======== SUPPLIED MATERIAL ========

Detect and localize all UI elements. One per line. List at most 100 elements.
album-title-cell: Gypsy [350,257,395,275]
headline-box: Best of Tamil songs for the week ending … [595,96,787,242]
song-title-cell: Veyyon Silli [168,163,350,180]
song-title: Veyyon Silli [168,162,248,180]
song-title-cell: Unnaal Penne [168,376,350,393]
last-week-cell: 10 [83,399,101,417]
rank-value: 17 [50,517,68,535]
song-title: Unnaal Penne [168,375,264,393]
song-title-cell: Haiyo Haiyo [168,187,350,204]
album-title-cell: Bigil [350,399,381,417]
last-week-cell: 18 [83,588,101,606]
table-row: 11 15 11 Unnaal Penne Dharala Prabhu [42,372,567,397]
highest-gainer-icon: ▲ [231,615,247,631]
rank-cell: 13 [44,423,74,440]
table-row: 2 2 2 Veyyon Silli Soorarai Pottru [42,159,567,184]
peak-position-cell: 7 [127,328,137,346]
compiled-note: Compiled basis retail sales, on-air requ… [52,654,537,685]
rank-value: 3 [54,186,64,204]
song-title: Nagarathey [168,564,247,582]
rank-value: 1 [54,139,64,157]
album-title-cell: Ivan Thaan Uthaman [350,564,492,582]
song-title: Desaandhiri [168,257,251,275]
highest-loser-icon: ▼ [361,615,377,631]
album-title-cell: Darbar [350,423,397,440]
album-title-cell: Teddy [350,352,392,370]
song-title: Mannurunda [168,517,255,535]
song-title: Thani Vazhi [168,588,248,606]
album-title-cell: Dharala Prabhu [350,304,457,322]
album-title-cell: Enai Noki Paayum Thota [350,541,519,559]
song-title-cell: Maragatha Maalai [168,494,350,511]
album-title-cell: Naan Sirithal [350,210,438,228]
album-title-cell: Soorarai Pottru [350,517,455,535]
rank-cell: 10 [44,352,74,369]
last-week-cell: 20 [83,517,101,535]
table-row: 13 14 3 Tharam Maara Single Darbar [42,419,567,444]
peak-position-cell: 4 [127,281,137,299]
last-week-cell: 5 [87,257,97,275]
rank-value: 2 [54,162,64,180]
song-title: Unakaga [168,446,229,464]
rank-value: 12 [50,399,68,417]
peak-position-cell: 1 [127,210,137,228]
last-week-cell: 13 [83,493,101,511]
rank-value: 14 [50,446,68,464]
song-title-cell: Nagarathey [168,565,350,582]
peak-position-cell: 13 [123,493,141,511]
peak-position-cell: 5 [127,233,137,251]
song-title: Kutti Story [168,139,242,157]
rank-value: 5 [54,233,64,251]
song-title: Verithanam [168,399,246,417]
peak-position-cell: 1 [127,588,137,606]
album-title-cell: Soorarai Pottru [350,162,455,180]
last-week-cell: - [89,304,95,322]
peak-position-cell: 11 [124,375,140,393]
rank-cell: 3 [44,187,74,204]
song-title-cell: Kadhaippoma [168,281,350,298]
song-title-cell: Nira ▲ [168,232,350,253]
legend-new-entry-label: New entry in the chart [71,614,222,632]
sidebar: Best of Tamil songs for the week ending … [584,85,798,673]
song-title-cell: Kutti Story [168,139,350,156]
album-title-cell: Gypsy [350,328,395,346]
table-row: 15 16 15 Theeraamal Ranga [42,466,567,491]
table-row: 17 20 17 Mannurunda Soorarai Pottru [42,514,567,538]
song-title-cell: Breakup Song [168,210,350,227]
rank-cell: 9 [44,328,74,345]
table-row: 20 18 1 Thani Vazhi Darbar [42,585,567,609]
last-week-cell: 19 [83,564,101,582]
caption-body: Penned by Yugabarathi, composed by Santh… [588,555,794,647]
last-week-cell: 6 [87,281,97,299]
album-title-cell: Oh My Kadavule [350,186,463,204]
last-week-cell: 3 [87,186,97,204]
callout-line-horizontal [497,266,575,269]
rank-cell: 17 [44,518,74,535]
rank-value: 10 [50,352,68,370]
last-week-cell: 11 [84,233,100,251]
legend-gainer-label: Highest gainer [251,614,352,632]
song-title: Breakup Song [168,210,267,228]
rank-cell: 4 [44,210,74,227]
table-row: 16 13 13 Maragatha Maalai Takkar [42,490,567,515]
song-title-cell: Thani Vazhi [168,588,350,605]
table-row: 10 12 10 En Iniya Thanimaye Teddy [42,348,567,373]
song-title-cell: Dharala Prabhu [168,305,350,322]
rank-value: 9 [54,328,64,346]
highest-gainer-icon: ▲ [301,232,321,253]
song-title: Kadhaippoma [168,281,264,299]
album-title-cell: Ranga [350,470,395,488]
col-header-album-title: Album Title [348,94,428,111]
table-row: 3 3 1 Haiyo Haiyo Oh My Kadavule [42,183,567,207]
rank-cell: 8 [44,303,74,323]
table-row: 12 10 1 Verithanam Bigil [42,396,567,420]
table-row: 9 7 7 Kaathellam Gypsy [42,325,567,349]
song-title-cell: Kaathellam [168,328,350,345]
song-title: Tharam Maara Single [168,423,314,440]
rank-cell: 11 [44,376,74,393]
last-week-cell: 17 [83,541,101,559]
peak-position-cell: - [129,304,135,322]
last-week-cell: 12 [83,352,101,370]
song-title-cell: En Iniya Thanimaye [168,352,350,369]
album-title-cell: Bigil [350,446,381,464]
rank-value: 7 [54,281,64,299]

========

» **DIRECTION**
Swap every "album-title-cell" in the data for "album-name-cell" and keep everything else unchanged.

» **REPLY TO THE EXERCISE**
Detect and localize all UI elements. One per line. List at most 100 elements.
album-name-cell: Gypsy [350,257,395,275]
headline-box: Best of Tamil songs for the week ending … [595,96,787,242]
song-title-cell: Veyyon Silli [168,163,350,180]
song-title: Veyyon Silli [168,162,248,180]
song-title-cell: Unnaal Penne [168,376,350,393]
last-week-cell: 10 [83,399,101,417]
rank-value: 17 [50,517,68,535]
song-title: Unnaal Penne [168,375,264,393]
song-title-cell: Haiyo Haiyo [168,187,350,204]
album-name-cell: Bigil [350,399,381,417]
last-week-cell: 18 [83,588,101,606]
table-row: 11 15 11 Unnaal Penne Dharala Prabhu [42,372,567,397]
highest-gainer-icon: ▲ [231,615,247,631]
rank-cell: 13 [44,423,74,440]
table-row: 2 2 2 Veyyon Silli Soorarai Pottru [42,159,567,184]
peak-position-cell: 7 [127,328,137,346]
compiled-note: Compiled basis retail sales, on-air requ… [52,654,537,685]
rank-value: 3 [54,186,64,204]
song-title: Nagarathey [168,564,247,582]
rank-value: 1 [54,139,64,157]
album-name-cell: Ivan Thaan Uthaman [350,564,492,582]
song-title: Desaandhiri [168,257,251,275]
highest-loser-icon: ▼ [361,615,377,631]
album-name-cell: Darbar [350,423,397,440]
album-name-cell: Teddy [350,352,392,370]
song-title: Mannurunda [168,517,255,535]
song-title: Thani Vazhi [168,588,248,606]
album-name-cell: Dharala Prabhu [350,304,457,322]
album-name-cell: Enai Noki Paayum Thota [350,541,519,559]
song-title-cell: Maragatha Maalai [168,494,350,511]
album-name-cell: Naan Sirithal [350,210,438,228]
album-name-cell: Soorarai Pottru [350,517,455,535]
rank-cell: 10 [44,352,74,369]
last-week-cell: 20 [83,517,101,535]
table-row: 13 14 3 Tharam Maara Single Darbar [42,419,567,444]
peak-position-cell: 4 [127,281,137,299]
last-week-cell: 5 [87,257,97,275]
rank-value: 2 [54,162,64,180]
song-title: Unakaga [168,446,229,464]
rank-value: 12 [50,399,68,417]
peak-position-cell: 1 [127,210,137,228]
last-week-cell: 13 [83,493,101,511]
rank-value: 14 [50,446,68,464]
song-title-cell: Nagarathey [168,565,350,582]
peak-position-cell: 13 [123,493,141,511]
peak-position-cell: 5 [127,233,137,251]
song-title: Kutti Story [168,139,242,157]
rank-value: 5 [54,233,64,251]
song-title: Verithanam [168,399,246,417]
peak-position-cell: 1 [127,588,137,606]
album-name-cell: Soorarai Pottru [350,162,455,180]
last-week-cell: - [89,304,95,322]
peak-position-cell: 11 [124,375,140,393]
rank-cell: 3 [44,187,74,204]
song-title-cell: Kadhaippoma [168,281,350,298]
song-title-cell: Nira ▲ [168,232,350,253]
legend-new-entry-label: New entry in the chart [71,614,222,632]
sidebar: Best of Tamil songs for the week ending … [584,85,798,673]
song-title-cell: Kutti Story [168,139,350,156]
album-name-cell: Gypsy [350,328,395,346]
table-row: 15 16 15 Theeraamal Ranga [42,466,567,491]
table-row: 17 20 17 Mannurunda Soorarai Pottru [42,514,567,538]
song-title-cell: Breakup Song [168,210,350,227]
rank-cell: 9 [44,328,74,345]
table-row: 20 18 1 Thani Vazhi Darbar [42,585,567,609]
last-week-cell: 19 [83,564,101,582]
caption-body: Penned by Yugabarathi, composed by Santh… [588,555,794,647]
last-week-cell: 6 [87,281,97,299]
album-name-cell: Oh My Kadavule [350,186,463,204]
last-week-cell: 3 [87,186,97,204]
callout-line-horizontal [497,266,575,269]
rank-cell: 17 [44,518,74,535]
rank-value: 10 [50,352,68,370]
last-week-cell: 11 [84,233,100,251]
legend-gainer-label: Highest gainer [251,614,352,632]
song-title: Breakup Song [168,210,267,228]
rank-cell: 4 [44,210,74,227]
table-row: 16 13 13 Maragatha Maalai Takkar [42,490,567,515]
song-title-cell: Thani Vazhi [168,588,350,605]
table-row: 10 12 10 En Iniya Thanimaye Teddy [42,348,567,373]
song-title-cell: Dharala Prabhu [168,305,350,322]
rank-value: 9 [54,328,64,346]
highest-gainer-icon: ▲ [301,232,321,253]
song-title: Kadhaippoma [168,281,264,299]
album-name-cell: Ranga [350,470,395,488]
col-header-album-title: Album Title [348,94,428,111]
table-row: 3 3 1 Haiyo Haiyo Oh My Kadavule [42,183,567,207]
rank-cell: 8 [44,303,74,323]
table-row: 12 10 1 Verithanam Bigil [42,396,567,420]
table-row: 9 7 7 Kaathellam Gypsy [42,325,567,349]
song-title-cell: Kaathellam [168,328,350,345]
song-title: Tharam Maara Single [168,423,314,440]
rank-cell: 11 [44,376,74,393]
last-week-cell: 17 [83,541,101,559]
peak-position-cell: - [129,304,135,322]
last-week-cell: 12 [83,352,101,370]
song-title-cell: En Iniya Thanimaye [168,352,350,369]
album-name-cell: Bigil [350,446,381,464]
rank-value: 7 [54,281,64,299]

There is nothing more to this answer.